[Part of a data file]

□ □ □ □ □

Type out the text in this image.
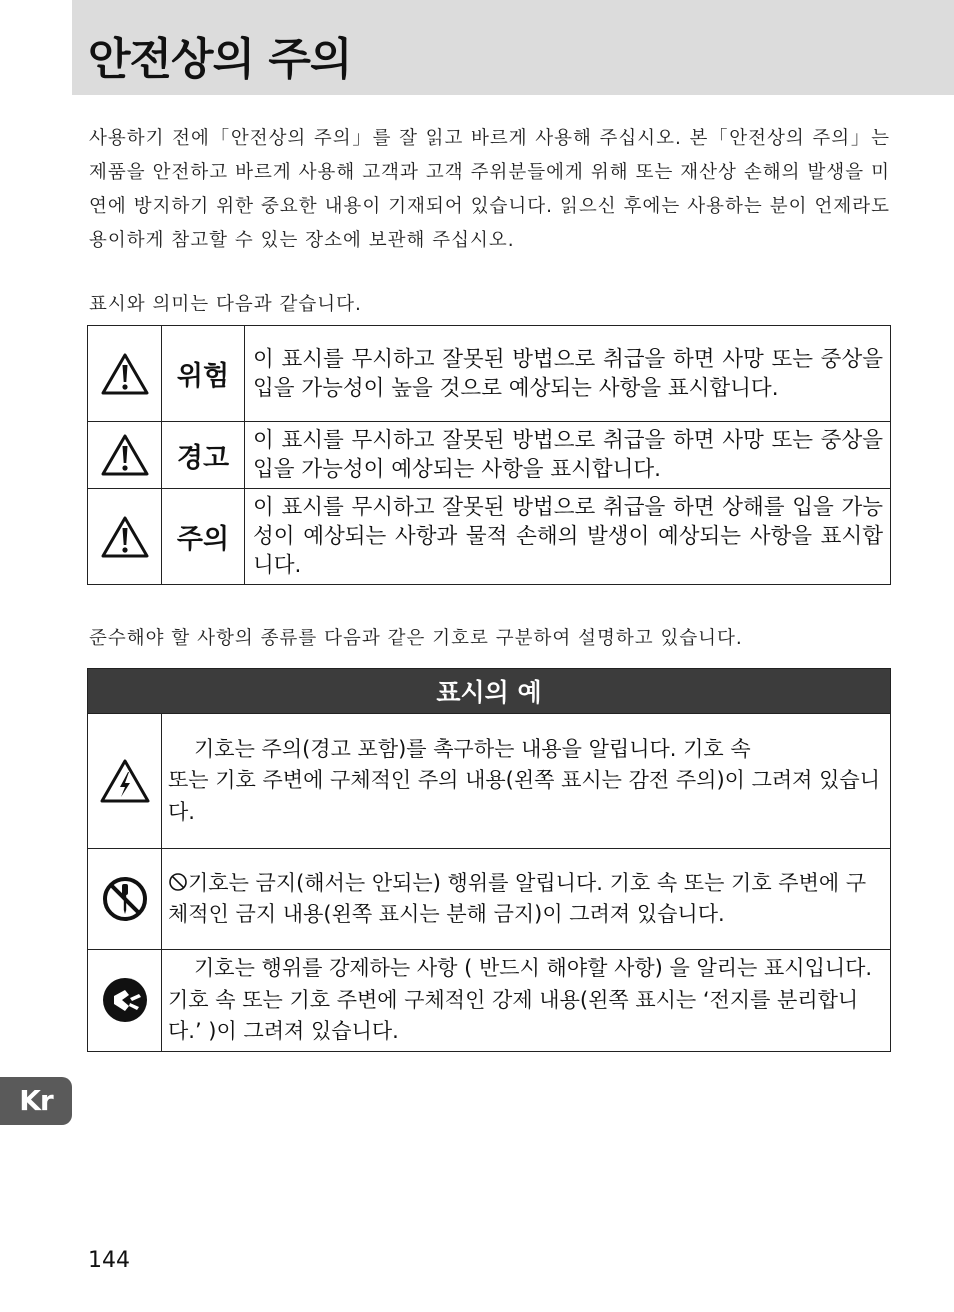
안전상의 주의

사용하기 전에「안전상의 주의」를 잘 읽고 바르게 사용해 주십시오. 본「안전상의 주의」는 제품을 안전하고 바르게 사용해 고객과 고객 주위분들에게 위해 또는 재산상 손해의 발생을 미연에 방지하기 위한 중요한 내용이 기재되어 있습니다. 읽으신 후에는 사용하는 분이 언제라도 용이하게 참고할 수 있는 장소에 보관해 주십시오.

표시와 의미는 다음과 같습니다.

	위험	이 표시를 무시하고 잘못된 방법으로 취급을 하면 사망 또는 중상을 입을 가능성이 높을 것으로 예상되는 사항을 표시합니다.

	경고	이 표시를 무시하고 잘못된 방법으로 취급을 하면 사망 또는 중상을 입을 가능성이 예상되는 사항을 표시합니다.

	주의	이 표시를 무시하고 잘못된 방법으로 취급을 하면 상해를 입을 가능성이 예상되는 사항과 물적 손해의 발생이 예상되는 사항을 표시합니다.

준수해야 할 사항의 종류를 다음과 같은 기호로 구분하여 설명하고 있습니다.

표시의 예	

	기호는 주의(경고 포함)를 촉구하는 내용을 알립니다. 기호 속
또는 기호 주변에 구체적인 주의 내용(왼쪽 표시는 감전 주의)이 그려져 있습니다.

	기호는 금지(해서는 안되는) 행위를 알립니다. 기호 속 또는 기호 주변에 구체적인 금지 내용(왼쪽 표시는 분해 금지)이 그려져 있습니다.

	기호는 행위를 강제하는 사항 ( 반드시 해야할 사항) 을 알리는 표시입니다. 기호 속 또는 기호 주변에 구체적인 강제 내용(왼쪽 표시는 ‘전지를 분리합니다.’ )이 그려져 있습니다.
Kr
144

□ □ □ □ □

What the task asks. Can you retype every record above exactly, leaving out the pictures?

Answer to the problem.
Type out the text in this image.
안전상의 주의

사용하기 전에「안전상의 주의」를 잘 읽고 바르게 사용해 주십시오. 본「안전상의 주의」는 제품을 안전하고 바르게 사용해 고객과 고객 주위분들에게 위해 또는 재산상 손해의 발생을 미연에 방지하기 위한 중요한 내용이 기재되어 있습니다. 읽으신 후에는 사용하는 분이 언제라도 용이하게 참고할 수 있는 장소에 보관해 주십시오.

표시와 의미는 다음과 같습니다.

	위험	이 표시를 무시하고 잘못된 방법으로 취급을 하면 사망 또는 중상을 입을 가능성이 높을 것으로 예상되는 사항을 표시합니다.

	경고	이 표시를 무시하고 잘못된 방법으로 취급을 하면 사망 또는 중상을 입을 가능성이 예상되는 사항을 표시합니다.

	주의	이 표시를 무시하고 잘못된 방법으로 취급을 하면 상해를 입을 가능성이 예상되는 사항과 물적 손해의 발생이 예상되는 사항을 표시합니다.

준수해야 할 사항의 종류를 다음과 같은 기호로 구분하여 설명하고 있습니다.

표시의 예	

	기호는 주의(경고 포함)를 촉구하는 내용을 알립니다. 기호 속
또는 기호 주변에 구체적인 주의 내용(왼쪽 표시는 감전 주의)이 그려져 있습니다.

	기호는 금지(해서는 안되는) 행위를 알립니다. 기호 속 또는 기호 주변에 구체적인 금지 내용(왼쪽 표시는 분해 금지)이 그려져 있습니다.

	기호는 행위를 강제하는 사항 ( 반드시 해야할 사항) 을 알리는 표시입니다. 기호 속 또는 기호 주변에 구체적인 강제 내용(왼쪽 표시는 ‘전지를 분리합니다.’ )이 그려져 있습니다.
Kr
144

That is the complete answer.